WHAT THE TASK ASKS:
Quote the listing below in full and exactly as written, but omit every picture.
** Start of WORKING DATA **
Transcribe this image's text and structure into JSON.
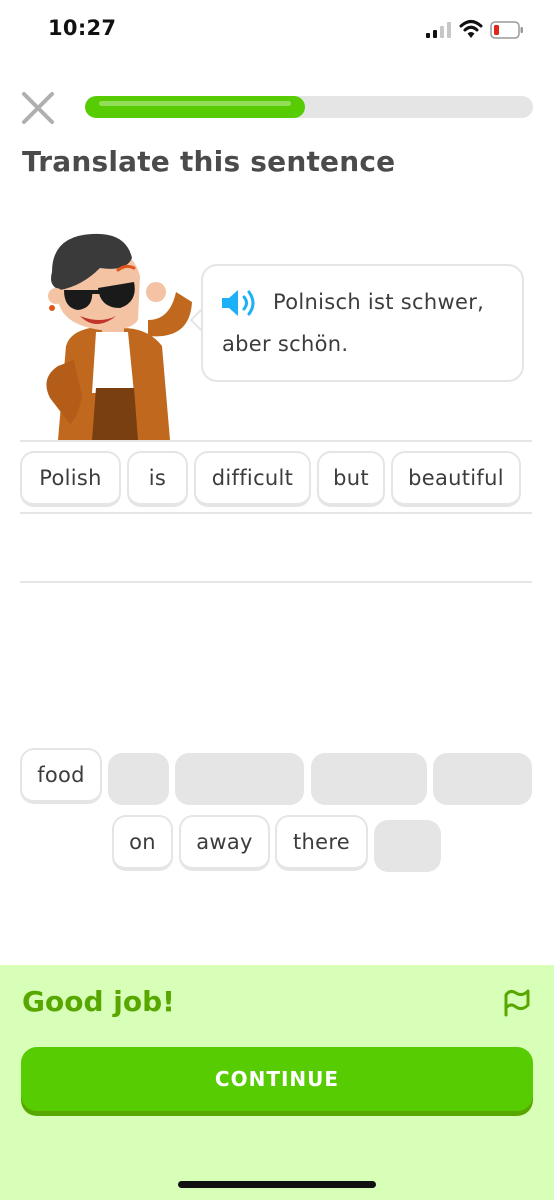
{
  "status_bar": {
    "time": "10:27"
  },
  "header": {
    "progress": 0.49
  },
  "page_title": "Translate this sentence",
  "prompt": {
    "line1": "Polnisch ist schwer,",
    "line2": "aber schön."
  },
  "answer_words": [
    {
      "label": "Polish"
    },
    {
      "label": "is"
    },
    {
      "label": "difficult"
    },
    {
      "label": "but"
    },
    {
      "label": "beautiful"
    }
  ],
  "bank_words": [
    {
      "label": "food"
    },
    {
      "label": "on"
    },
    {
      "label": "away"
    },
    {
      "label": "there"
    }
  ],
  "feedback": {
    "title": "Good job!",
    "button_label": "CONTINUE"
  },
  "colors": {
    "accent": "#58cc02",
    "accent_dark": "#58a700",
    "feedback_bg": "#d7ffb8",
    "speaker": "#1cb0f6",
    "border": "#e5e5e5"
  },
  "icons": [
    "close-icon",
    "speaker-icon",
    "flag-icon",
    "signal-icon",
    "wifi-icon",
    "battery-icon"
  ]
}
** End of WORKING DATA **
TASK ANSWER:
Transcribe this image's text and structure into JSON.
{
  "status_bar": {
    "time": "10:27"
  },
  "header": {
    "progress": 0.49
  },
  "page_title": "Translate this sentence",
  "prompt": {
    "line1": "Polnisch ist schwer,",
    "line2": "aber schön."
  },
  "answer_words": [
    {
      "label": "Polish"
    },
    {
      "label": "is"
    },
    {
      "label": "difficult"
    },
    {
      "label": "but"
    },
    {
      "label": "beautiful"
    }
  ],
  "bank_words": [
    {
      "label": "food"
    },
    {
      "label": "on"
    },
    {
      "label": "away"
    },
    {
      "label": "there"
    }
  ],
  "feedback": {
    "title": "Good job!",
    "button_label": "CONTINUE"
  },
  "colors": {
    "accent": "#58cc02",
    "accent_dark": "#58a700",
    "feedback_bg": "#d7ffb8",
    "speaker": "#1cb0f6",
    "border": "#e5e5e5"
  },
  "icons": [
    "close-icon",
    "speaker-icon",
    "flag-icon",
    "signal-icon",
    "wifi-icon",
    "battery-icon"
  ]
}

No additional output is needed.